The problem | Each entry that follows must be output without any deviation.

────────────────

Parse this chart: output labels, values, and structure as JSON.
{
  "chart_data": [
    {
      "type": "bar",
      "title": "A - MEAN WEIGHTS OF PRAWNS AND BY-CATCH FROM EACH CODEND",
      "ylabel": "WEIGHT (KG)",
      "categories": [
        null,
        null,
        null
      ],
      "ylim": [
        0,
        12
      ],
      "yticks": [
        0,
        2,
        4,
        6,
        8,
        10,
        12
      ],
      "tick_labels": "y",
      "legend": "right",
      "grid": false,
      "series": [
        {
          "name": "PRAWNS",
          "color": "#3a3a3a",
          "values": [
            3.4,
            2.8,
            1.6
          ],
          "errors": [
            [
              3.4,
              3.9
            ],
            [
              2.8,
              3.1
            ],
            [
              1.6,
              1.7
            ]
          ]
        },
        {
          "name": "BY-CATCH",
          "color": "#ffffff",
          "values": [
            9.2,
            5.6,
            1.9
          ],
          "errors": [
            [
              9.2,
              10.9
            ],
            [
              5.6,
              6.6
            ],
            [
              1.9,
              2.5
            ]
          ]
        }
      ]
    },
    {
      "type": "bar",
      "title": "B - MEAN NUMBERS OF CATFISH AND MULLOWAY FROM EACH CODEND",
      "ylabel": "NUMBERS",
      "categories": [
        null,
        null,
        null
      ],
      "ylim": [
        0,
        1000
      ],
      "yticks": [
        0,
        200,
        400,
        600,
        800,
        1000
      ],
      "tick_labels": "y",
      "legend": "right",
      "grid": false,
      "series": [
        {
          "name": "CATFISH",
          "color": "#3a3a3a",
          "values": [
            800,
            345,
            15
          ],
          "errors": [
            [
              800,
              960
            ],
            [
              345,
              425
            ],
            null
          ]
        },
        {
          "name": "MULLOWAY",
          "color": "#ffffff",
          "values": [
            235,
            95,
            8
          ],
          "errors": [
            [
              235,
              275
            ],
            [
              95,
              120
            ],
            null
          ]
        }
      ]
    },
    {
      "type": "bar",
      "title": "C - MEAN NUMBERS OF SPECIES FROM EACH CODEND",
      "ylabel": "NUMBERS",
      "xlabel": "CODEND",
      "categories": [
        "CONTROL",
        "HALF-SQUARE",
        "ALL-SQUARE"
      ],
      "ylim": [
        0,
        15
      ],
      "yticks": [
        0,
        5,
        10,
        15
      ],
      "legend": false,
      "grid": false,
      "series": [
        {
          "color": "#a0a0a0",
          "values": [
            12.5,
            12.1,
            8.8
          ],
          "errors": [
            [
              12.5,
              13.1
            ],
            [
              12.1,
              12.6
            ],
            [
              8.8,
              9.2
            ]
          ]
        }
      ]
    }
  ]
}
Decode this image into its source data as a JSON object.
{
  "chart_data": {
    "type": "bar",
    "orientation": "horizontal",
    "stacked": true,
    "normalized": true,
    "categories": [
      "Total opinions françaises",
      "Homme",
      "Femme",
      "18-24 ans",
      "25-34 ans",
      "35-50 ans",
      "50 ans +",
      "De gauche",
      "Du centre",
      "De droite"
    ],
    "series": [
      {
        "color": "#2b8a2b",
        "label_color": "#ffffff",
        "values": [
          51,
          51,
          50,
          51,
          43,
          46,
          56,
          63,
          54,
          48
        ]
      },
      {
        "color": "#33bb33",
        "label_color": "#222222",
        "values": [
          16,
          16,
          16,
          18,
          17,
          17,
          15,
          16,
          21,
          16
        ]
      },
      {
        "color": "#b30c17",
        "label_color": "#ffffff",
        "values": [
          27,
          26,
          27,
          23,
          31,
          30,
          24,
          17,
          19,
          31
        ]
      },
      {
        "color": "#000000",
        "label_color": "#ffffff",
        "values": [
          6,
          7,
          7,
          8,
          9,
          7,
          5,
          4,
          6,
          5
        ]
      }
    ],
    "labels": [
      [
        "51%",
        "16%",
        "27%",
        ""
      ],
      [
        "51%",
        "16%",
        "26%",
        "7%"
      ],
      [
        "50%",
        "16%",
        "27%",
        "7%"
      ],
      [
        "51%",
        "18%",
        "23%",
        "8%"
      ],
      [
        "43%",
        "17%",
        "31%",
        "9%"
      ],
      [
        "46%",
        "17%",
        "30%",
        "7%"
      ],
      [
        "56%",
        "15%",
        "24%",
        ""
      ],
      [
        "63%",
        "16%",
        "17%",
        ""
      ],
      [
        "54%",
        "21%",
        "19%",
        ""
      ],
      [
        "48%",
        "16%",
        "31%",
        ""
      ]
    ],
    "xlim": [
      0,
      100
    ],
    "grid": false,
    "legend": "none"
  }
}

────────────────

Response to the exercise |
Parse this chart: output labels, values, and structure as JSON.
{
  "chart_data": [
    {
      "type": "bar",
      "title": "A - MEAN WEIGHTS OF PRAWNS AND BY-CATCH FROM EACH CODEND",
      "ylabel": "WEIGHT (KG)",
      "categories": [
        null,
        null,
        null
      ],
      "ylim": [
        0,
        12
      ],
      "yticks": [
        0,
        2,
        4,
        6,
        8,
        10,
        12
      ],
      "tick_labels": "y",
      "legend": "right",
      "grid": false,
      "series": [
        {
          "name": "PRAWNS",
          "color": "#3a3a3a",
          "values": [
            3.4,
            2.8,
            1.6
          ],
          "errors": [
            [
              3.4,
              3.9
            ],
            [
              2.8,
              3.1
            ],
            [
              1.6,
              1.7
            ]
          ]
        },
        {
          "name": "BY-CATCH",
          "color": "#ffffff",
          "values": [
            9.2,
            5.6,
            1.9
          ],
          "errors": [
            [
              9.2,
              10.9
            ],
            [
              5.6,
              6.6
            ],
            [
              1.9,
              2.5
            ]
          ]
        }
      ]
    },
    {
      "type": "bar",
      "title": "B - MEAN NUMBERS OF CATFISH AND MULLOWAY FROM EACH CODEND",
      "ylabel": "NUMBERS",
      "categories": [
        null,
        null,
        null
      ],
      "ylim": [
        0,
        1000
      ],
      "yticks": [
        0,
        200,
        400,
        600,
        800,
        1000
      ],
      "tick_labels": "y",
      "legend": "right",
      "grid": false,
      "series": [
        {
          "name": "CATFISH",
          "color": "#3a3a3a",
          "values": [
            800,
            345,
            15
          ],
          "errors": [
            [
              800,
              960
            ],
            [
              345,
              425
            ],
            null
          ]
        },
        {
          "name": "MULLOWAY",
          "color": "#ffffff",
          "values": [
            235,
            95,
            8
          ],
          "errors": [
            [
              235,
              275
            ],
            [
              95,
              120
            ],
            null
          ]
        }
      ]
    },
    {
      "type": "bar",
      "title": "C - MEAN NUMBERS OF SPECIES FROM EACH CODEND",
      "ylabel": "NUMBERS",
      "xlabel": "CODEND",
      "categories": [
        "CONTROL",
        "HALF-SQUARE",
        "ALL-SQUARE"
      ],
      "ylim": [
        0,
        15
      ],
      "yticks": [
        0,
        5,
        10,
        15
      ],
      "legend": false,
      "grid": false,
      "series": [
        {
          "color": "#a0a0a0",
          "values": [
            12.5,
            12.1,
            8.8
          ],
          "errors": [
            [
              12.5,
              13.1
            ],
            [
              12.1,
              12.6
            ],
            [
              8.8,
              9.2
            ]
          ]
        }
      ]
    }
  ]
}
Decode this image into its source data as a JSON object.
{
  "chart_data": {
    "type": "bar",
    "orientation": "horizontal",
    "stacked": true,
    "normalized": true,
    "categories": [
      "Total opinions françaises",
      "Homme",
      "Femme",
      "18-24 ans",
      "25-34 ans",
      "35-50 ans",
      "50 ans +",
      "De gauche",
      "Du centre",
      "De droite"
    ],
    "series": [
      {
        "color": "#2b8a2b",
        "label_color": "#ffffff",
        "values": [
          51,
          51,
          50,
          51,
          43,
          46,
          56,
          63,
          54,
          48
        ]
      },
      {
        "color": "#33bb33",
        "label_color": "#222222",
        "values": [
          16,
          16,
          16,
          18,
          17,
          17,
          15,
          16,
          21,
          16
        ]
      },
      {
        "color": "#b30c17",
        "label_color": "#ffffff",
        "values": [
          27,
          26,
          27,
          23,
          31,
          30,
          24,
          17,
          19,
          31
        ]
      },
      {
        "color": "#000000",
        "label_color": "#ffffff",
        "values": [
          6,
          7,
          7,
          8,
          9,
          7,
          5,
          4,
          6,
          5
        ]
      }
    ],
    "labels": [
      [
        "51%",
        "16%",
        "27%",
        ""
      ],
      [
        "51%",
        "16%",
        "26%",
        "7%"
      ],
      [
        "50%",
        "16%",
        "27%",
        "7%"
      ],
      [
        "51%",
        "18%",
        "23%",
        "8%"
      ],
      [
        "43%",
        "17%",
        "31%",
        "9%"
      ],
      [
        "46%",
        "17%",
        "30%",
        "7%"
      ],
      [
        "56%",
        "15%",
        "24%",
        ""
      ],
      [
        "63%",
        "16%",
        "17%",
        ""
      ],
      [
        "54%",
        "21%",
        "19%",
        ""
      ],
      [
        "48%",
        "16%",
        "31%",
        ""
      ]
    ],
    "xlim": [
      0,
      100
    ],
    "grid": false,
    "legend": "none"
  }
}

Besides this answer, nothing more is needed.